++++ DATASET EXCERPTS

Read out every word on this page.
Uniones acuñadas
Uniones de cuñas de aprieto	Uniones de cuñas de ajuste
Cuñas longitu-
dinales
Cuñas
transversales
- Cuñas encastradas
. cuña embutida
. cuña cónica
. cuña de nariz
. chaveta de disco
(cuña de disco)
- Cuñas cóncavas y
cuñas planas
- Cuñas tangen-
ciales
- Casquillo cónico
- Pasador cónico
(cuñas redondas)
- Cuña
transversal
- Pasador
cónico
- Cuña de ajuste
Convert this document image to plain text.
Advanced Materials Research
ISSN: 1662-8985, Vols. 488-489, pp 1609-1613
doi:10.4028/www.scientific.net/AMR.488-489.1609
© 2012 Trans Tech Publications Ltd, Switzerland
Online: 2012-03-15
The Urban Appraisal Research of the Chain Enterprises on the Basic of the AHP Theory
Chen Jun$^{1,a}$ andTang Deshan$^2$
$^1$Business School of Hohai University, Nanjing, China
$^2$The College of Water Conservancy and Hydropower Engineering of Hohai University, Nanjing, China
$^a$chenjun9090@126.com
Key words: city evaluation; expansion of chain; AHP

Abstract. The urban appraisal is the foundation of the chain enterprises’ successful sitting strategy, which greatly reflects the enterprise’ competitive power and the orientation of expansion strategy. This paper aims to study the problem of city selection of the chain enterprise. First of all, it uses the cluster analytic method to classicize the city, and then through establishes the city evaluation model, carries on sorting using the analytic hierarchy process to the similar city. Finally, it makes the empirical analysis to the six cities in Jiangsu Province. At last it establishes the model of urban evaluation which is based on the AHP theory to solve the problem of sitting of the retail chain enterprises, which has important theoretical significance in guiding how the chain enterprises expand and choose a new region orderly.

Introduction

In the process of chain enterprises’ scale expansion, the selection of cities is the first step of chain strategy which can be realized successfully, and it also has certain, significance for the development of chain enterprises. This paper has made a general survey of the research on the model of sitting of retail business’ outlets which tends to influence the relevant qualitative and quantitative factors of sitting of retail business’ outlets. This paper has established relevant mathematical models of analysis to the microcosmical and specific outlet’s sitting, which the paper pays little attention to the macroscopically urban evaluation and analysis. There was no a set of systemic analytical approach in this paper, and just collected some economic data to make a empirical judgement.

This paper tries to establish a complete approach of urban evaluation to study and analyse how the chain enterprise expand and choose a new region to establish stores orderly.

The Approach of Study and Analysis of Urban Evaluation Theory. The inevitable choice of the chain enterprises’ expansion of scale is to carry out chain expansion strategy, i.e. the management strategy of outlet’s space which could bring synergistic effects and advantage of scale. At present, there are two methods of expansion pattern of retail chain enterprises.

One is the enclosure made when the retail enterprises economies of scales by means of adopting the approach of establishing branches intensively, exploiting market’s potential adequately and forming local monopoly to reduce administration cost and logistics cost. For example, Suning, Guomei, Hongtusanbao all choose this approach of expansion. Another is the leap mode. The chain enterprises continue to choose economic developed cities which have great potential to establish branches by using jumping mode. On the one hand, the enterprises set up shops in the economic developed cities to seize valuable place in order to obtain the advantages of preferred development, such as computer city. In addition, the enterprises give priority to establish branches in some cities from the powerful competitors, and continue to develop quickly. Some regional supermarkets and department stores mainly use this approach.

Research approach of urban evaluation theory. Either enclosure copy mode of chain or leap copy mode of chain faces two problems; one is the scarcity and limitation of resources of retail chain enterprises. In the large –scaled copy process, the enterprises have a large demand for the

++++++++

◆ **WRITTEN EXERCISE**
Word for word, quote all of the data above.

◆ **FINAL ANSWER**
Read out every word on this page.
Uniones acuñadas
Uniones de cuñas de aprieto	Uniones de cuñas de ajuste
Cuñas longitu-
dinales
Cuñas
transversales
- Cuñas encastradas
. cuña embutida
. cuña cónica
. cuña de nariz
. chaveta de disco
(cuña de disco)
- Cuñas cóncavas y
cuñas planas
- Cuñas tangen-
ciales
- Casquillo cónico
- Pasador cónico
(cuñas redondas)
- Cuña
transversal
- Pasador
cónico
- Cuña de ajuste
Convert this document image to plain text.
Advanced Materials Research
ISSN: 1662-8985, Vols. 488-489, pp 1609-1613
doi:10.4028/www.scientific.net/AMR.488-489.1609
© 2012 Trans Tech Publications Ltd, Switzerland
Online: 2012-03-15
The Urban Appraisal Research of the Chain Enterprises on the Basic of the AHP Theory
Chen Jun$^{1,a}$ andTang Deshan$^2$
$^1$Business School of Hohai University, Nanjing, China
$^2$The College of Water Conservancy and Hydropower Engineering of Hohai University, Nanjing, China
$^a$chenjun9090@126.com
Key words: city evaluation; expansion of chain; AHP

Abstract. The urban appraisal is the foundation of the chain enterprises’ successful sitting strategy, which greatly reflects the enterprise’ competitive power and the orientation of expansion strategy. This paper aims to study the problem of city selection of the chain enterprise. First of all, it uses the cluster analytic method to classicize the city, and then through establishes the city evaluation model, carries on sorting using the analytic hierarchy process to the similar city. Finally, it makes the empirical analysis to the six cities in Jiangsu Province. At last it establishes the model of urban evaluation which is based on the AHP theory to solve the problem of sitting of the retail chain enterprises, which has important theoretical significance in guiding how the chain enterprises expand and choose a new region orderly.

Introduction

In the process of chain enterprises’ scale expansion, the selection of cities is the first step of chain strategy which can be realized successfully, and it also has certain, significance for the development of chain enterprises. This paper has made a general survey of the research on the model of sitting of retail business’ outlets which tends to influence the relevant qualitative and quantitative factors of sitting of retail business’ outlets. This paper has established relevant mathematical models of analysis to the microcosmical and specific outlet’s sitting, which the paper pays little attention to the macroscopically urban evaluation and analysis. There was no a set of systemic analytical approach in this paper, and just collected some economic data to make a empirical judgement.

This paper tries to establish a complete approach of urban evaluation to study and analyse how the chain enterprise expand and choose a new region to establish stores orderly.

The Approach of Study and Analysis of Urban Evaluation Theory. The inevitable choice of the chain enterprises’ expansion of scale is to carry out chain expansion strategy, i.e. the management strategy of outlet’s space which could bring synergistic effects and advantage of scale. At present, there are two methods of expansion pattern of retail chain enterprises.

One is the enclosure made when the retail enterprises economies of scales by means of adopting the approach of establishing branches intensively, exploiting market’s potential adequately and forming local monopoly to reduce administration cost and logistics cost. For example, Suning, Guomei, Hongtusanbao all choose this approach of expansion. Another is the leap mode. The chain enterprises continue to choose economic developed cities which have great potential to establish branches by using jumping mode. On the one hand, the enterprises set up shops in the economic developed cities to seize valuable place in order to obtain the advantages of preferred development, such as computer city. In addition, the enterprises give priority to establish branches in some cities from the powerful competitors, and continue to develop quickly. Some regional supermarkets and department stores mainly use this approach.

Research approach of urban evaluation theory. Either enclosure copy mode of chain or leap copy mode of chain faces two problems; one is the scarcity and limitation of resources of retail chain enterprises. In the large –scaled copy process, the enterprises have a large demand for the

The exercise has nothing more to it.